* **PROBLEM DESCRIPTION**:
Exact repetition of every entry is required.

Records excerpted from a collection
※ ※ ※
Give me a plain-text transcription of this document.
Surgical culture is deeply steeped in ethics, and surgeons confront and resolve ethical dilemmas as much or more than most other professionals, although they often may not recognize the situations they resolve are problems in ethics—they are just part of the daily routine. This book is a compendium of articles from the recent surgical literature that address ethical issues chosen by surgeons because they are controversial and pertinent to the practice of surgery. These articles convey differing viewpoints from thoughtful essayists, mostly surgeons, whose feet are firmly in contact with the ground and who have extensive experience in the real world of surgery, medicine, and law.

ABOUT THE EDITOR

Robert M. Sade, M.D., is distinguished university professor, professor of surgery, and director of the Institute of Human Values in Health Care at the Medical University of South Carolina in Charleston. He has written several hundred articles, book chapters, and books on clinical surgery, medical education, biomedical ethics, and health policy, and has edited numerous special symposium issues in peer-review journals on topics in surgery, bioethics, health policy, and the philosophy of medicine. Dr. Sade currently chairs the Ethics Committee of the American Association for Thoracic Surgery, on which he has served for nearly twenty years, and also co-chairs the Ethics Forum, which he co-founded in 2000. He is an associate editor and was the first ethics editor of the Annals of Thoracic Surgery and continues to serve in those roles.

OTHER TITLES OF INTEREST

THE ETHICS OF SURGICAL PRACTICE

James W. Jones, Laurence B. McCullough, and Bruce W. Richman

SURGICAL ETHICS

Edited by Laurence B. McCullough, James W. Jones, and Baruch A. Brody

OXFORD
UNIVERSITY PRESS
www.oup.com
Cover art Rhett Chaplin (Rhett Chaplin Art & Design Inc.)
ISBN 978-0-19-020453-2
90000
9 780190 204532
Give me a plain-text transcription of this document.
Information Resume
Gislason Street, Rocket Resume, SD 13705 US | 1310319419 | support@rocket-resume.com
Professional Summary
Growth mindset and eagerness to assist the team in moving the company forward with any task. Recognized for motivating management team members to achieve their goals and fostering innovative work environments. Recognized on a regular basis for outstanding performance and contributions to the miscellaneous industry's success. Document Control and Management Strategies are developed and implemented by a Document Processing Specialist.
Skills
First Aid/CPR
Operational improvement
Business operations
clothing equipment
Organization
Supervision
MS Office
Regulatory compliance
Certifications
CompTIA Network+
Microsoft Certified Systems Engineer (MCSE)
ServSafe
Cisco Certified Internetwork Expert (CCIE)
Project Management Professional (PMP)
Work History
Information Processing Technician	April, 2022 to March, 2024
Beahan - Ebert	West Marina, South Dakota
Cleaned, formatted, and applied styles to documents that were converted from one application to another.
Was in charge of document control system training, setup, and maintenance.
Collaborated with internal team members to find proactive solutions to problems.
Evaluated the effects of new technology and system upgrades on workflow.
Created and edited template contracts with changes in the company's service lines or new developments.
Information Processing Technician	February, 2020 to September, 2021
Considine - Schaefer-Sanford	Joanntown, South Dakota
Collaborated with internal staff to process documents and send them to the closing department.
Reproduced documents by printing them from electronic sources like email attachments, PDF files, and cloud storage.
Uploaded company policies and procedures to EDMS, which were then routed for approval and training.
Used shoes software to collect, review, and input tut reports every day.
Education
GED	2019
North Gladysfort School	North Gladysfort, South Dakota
※ ※ ※
* **ANSWER TO THE TASK**:
Give me a plain-text transcription of this document.
Surgical culture is deeply steeped in ethics, and surgeons confront and resolve ethical dilemmas as much or more than most other professionals, although they often may not recognize the situations they resolve are problems in ethics—they are just part of the daily routine. This book is a compendium of articles from the recent surgical literature that address ethical issues chosen by surgeons because they are controversial and pertinent to the practice of surgery. These articles convey differing viewpoints from thoughtful essayists, mostly surgeons, whose feet are firmly in contact with the ground and who have extensive experience in the real world of surgery, medicine, and law.

ABOUT THE EDITOR

Robert M. Sade, M.D., is distinguished university professor, professor of surgery, and director of the Institute of Human Values in Health Care at the Medical University of South Carolina in Charleston. He has written several hundred articles, book chapters, and books on clinical surgery, medical education, biomedical ethics, and health policy, and has edited numerous special symposium issues in peer-review journals on topics in surgery, bioethics, health policy, and the philosophy of medicine. Dr. Sade currently chairs the Ethics Committee of the American Association for Thoracic Surgery, on which he has served for nearly twenty years, and also co-chairs the Ethics Forum, which he co-founded in 2000. He is an associate editor and was the first ethics editor of the Annals of Thoracic Surgery and continues to serve in those roles.

OTHER TITLES OF INTEREST

THE ETHICS OF SURGICAL PRACTICE

James W. Jones, Laurence B. McCullough, and Bruce W. Richman

SURGICAL ETHICS

Edited by Laurence B. McCullough, James W. Jones, and Baruch A. Brody

OXFORD
UNIVERSITY PRESS
www.oup.com
Cover art Rhett Chaplin (Rhett Chaplin Art & Design Inc.)
ISBN 978-0-19-020453-2
90000
9 780190 204532
Give me a plain-text transcription of this document.
Information Resume
Gislason Street, Rocket Resume, SD 13705 US | 1310319419 | support@rocket-resume.com
Professional Summary
Growth mindset and eagerness to assist the team in moving the company forward with any task. Recognized for motivating management team members to achieve their goals and fostering innovative work environments. Recognized on a regular basis for outstanding performance and contributions to the miscellaneous industry's success. Document Control and Management Strategies are developed and implemented by a Document Processing Specialist.
Skills
First Aid/CPR
Operational improvement
Business operations
clothing equipment
Organization
Supervision
MS Office
Regulatory compliance
Certifications
CompTIA Network+
Microsoft Certified Systems Engineer (MCSE)
ServSafe
Cisco Certified Internetwork Expert (CCIE)
Project Management Professional (PMP)
Work History
Information Processing Technician	April, 2022 to March, 2024
Beahan - Ebert	West Marina, South Dakota
Cleaned, formatted, and applied styles to documents that were converted from one application to another.
Was in charge of document control system training, setup, and maintenance.
Collaborated with internal team members to find proactive solutions to problems.
Evaluated the effects of new technology and system upgrades on workflow.
Created and edited template contracts with changes in the company's service lines or new developments.
Information Processing Technician	February, 2020 to September, 2021
Considine - Schaefer-Sanford	Joanntown, South Dakota
Collaborated with internal staff to process documents and send them to the closing department.
Reproduced documents by printing them from electronic sources like email attachments, PDF files, and cloud storage.
Uploaded company policies and procedures to EDMS, which were then routed for approval and training.
Used shoes software to collect, review, and input tut reports every day.
Education
GED	2019
North Gladysfort School	North Gladysfort, South Dakota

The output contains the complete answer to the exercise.